Saved data entries:
────

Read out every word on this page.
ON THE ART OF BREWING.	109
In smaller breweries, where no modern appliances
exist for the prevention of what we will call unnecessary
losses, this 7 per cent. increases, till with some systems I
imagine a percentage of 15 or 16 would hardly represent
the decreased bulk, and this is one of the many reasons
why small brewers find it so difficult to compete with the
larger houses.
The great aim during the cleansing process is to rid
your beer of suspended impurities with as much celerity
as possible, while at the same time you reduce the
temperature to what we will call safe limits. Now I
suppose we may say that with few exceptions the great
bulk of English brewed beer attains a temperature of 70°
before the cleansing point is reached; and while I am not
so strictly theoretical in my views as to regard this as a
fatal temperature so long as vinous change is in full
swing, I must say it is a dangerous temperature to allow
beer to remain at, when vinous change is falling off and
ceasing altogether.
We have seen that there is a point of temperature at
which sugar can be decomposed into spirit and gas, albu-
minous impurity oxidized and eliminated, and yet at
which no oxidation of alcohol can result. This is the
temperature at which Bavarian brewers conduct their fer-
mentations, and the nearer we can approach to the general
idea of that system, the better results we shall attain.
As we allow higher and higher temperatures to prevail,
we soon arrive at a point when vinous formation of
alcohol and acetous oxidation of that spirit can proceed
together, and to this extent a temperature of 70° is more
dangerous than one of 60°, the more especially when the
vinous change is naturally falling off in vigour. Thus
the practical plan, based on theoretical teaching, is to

────

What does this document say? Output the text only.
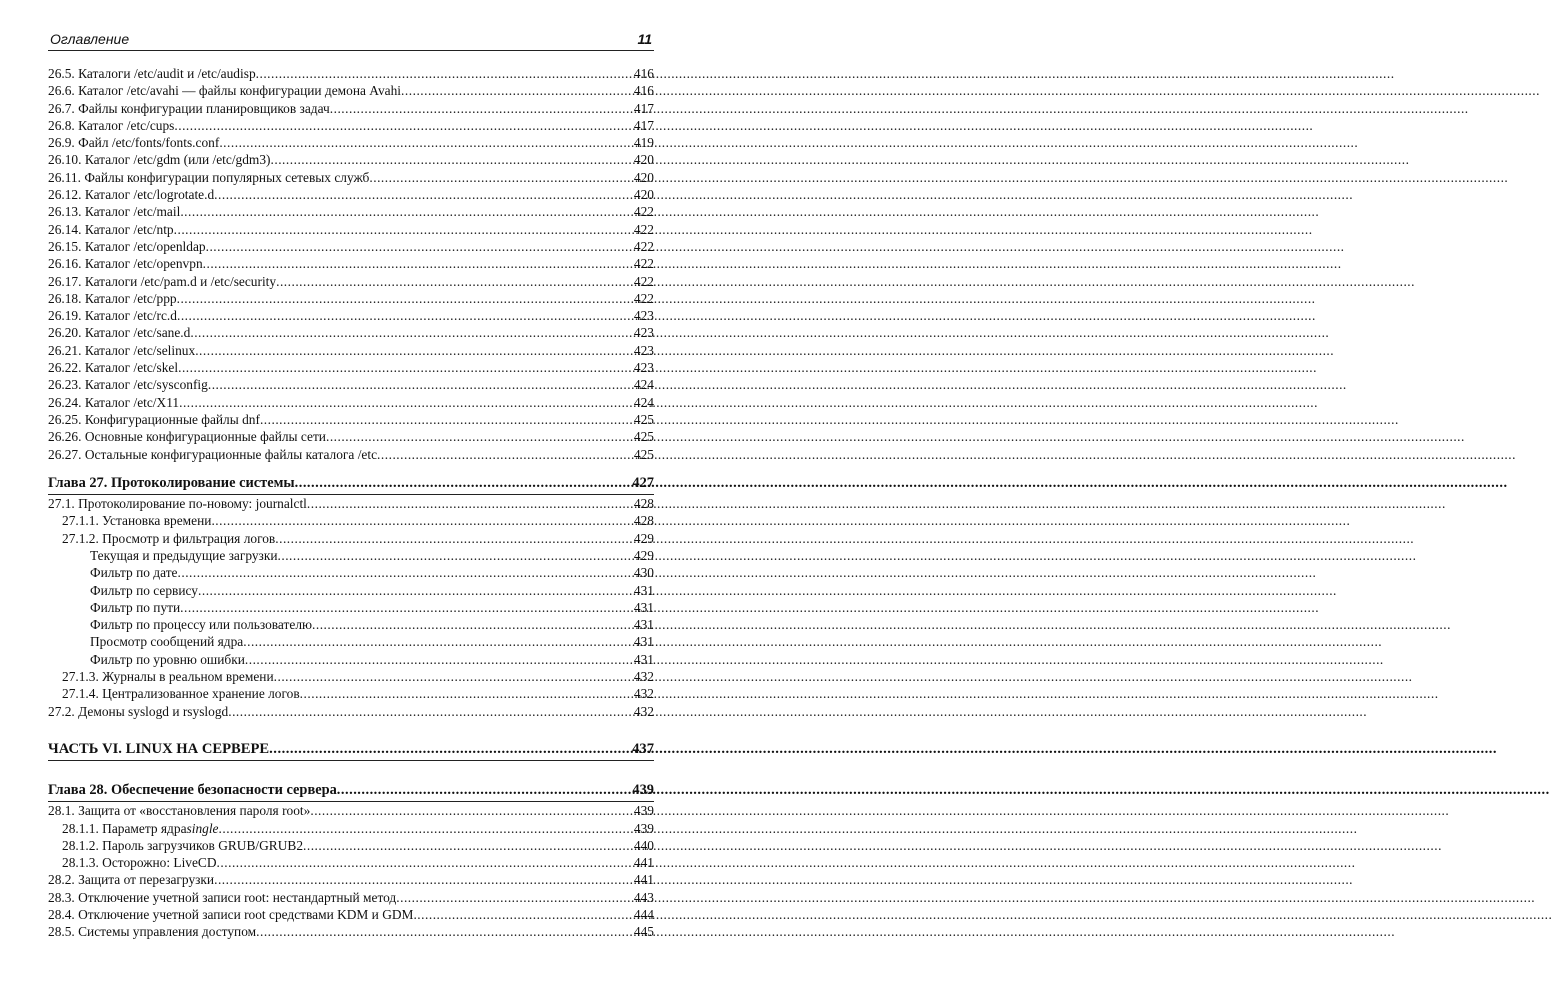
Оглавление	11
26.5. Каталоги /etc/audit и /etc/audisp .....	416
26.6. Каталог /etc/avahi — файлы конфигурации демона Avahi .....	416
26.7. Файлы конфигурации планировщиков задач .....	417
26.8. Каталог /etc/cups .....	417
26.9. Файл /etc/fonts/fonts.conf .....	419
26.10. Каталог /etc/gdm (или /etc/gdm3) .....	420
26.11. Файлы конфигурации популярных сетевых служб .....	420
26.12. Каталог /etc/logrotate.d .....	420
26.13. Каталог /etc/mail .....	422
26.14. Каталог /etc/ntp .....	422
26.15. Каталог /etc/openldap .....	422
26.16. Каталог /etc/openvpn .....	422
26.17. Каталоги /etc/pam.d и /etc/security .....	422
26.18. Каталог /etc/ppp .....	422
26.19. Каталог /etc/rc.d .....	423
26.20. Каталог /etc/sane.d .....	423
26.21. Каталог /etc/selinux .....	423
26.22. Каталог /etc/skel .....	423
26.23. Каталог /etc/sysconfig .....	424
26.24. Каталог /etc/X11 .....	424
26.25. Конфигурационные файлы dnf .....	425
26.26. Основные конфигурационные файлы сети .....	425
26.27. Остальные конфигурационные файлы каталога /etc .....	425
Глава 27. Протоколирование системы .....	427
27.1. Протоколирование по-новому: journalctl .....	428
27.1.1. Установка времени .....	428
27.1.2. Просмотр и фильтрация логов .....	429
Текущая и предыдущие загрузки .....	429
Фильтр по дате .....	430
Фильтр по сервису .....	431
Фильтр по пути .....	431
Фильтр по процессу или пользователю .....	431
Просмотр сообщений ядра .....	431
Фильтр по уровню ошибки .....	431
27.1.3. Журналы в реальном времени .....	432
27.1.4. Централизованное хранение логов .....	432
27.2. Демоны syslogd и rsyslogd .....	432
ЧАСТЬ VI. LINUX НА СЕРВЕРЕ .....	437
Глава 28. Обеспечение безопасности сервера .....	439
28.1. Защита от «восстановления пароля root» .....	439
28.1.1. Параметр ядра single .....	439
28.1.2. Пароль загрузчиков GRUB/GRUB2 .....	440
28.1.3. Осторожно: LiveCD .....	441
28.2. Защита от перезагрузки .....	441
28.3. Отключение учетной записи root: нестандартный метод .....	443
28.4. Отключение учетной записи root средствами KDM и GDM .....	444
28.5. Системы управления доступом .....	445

────

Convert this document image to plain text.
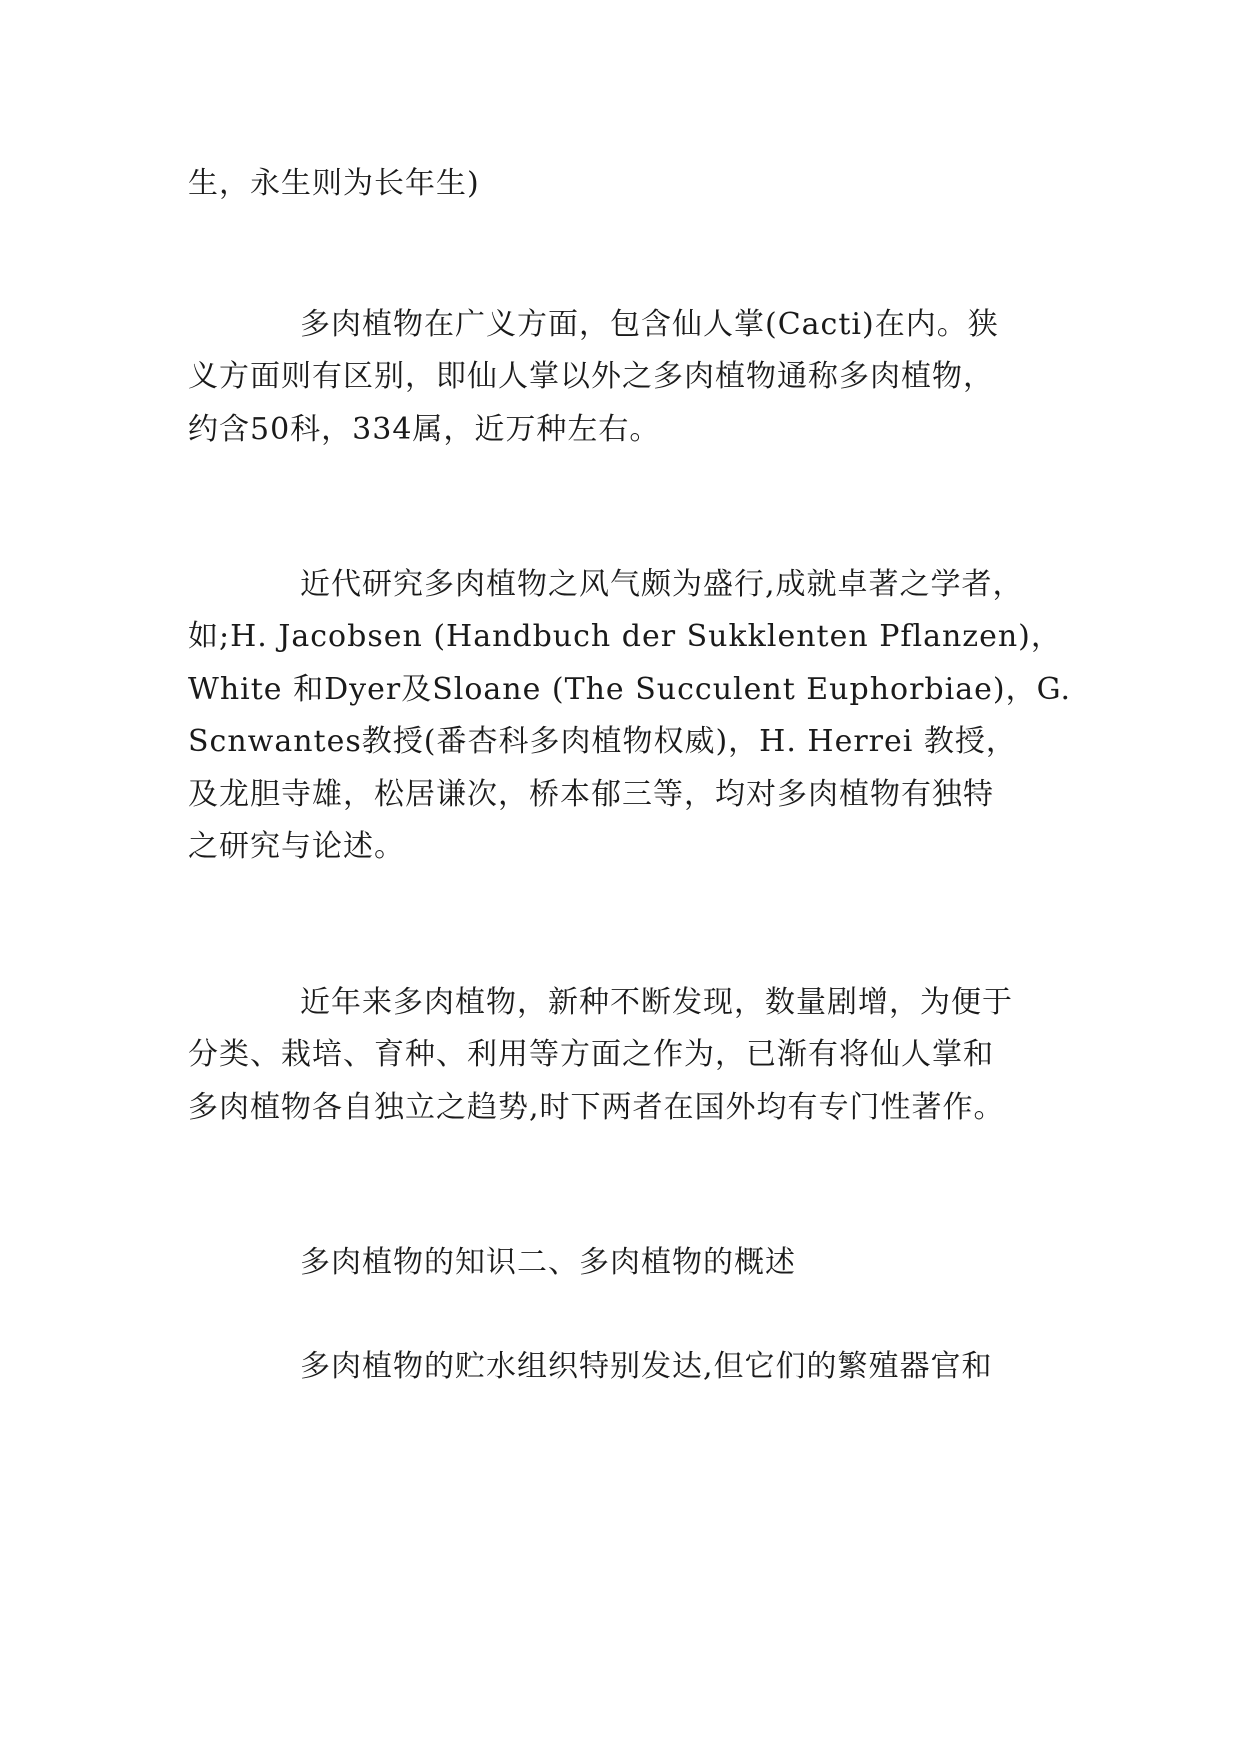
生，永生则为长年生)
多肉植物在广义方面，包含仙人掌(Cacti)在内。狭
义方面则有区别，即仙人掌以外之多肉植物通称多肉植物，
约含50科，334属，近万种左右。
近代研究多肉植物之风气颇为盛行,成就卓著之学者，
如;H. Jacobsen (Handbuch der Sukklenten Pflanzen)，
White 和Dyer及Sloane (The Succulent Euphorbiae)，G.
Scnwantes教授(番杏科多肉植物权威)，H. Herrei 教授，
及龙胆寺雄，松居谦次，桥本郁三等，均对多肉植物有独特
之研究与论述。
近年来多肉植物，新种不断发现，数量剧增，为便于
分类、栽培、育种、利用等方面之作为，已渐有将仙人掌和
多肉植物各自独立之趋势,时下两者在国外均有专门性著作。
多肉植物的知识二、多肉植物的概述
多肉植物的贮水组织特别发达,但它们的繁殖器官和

────

| TASK |
Find the lines of the material that hold the word "beer" and report their count alone.

| TASK OUTPUT |
3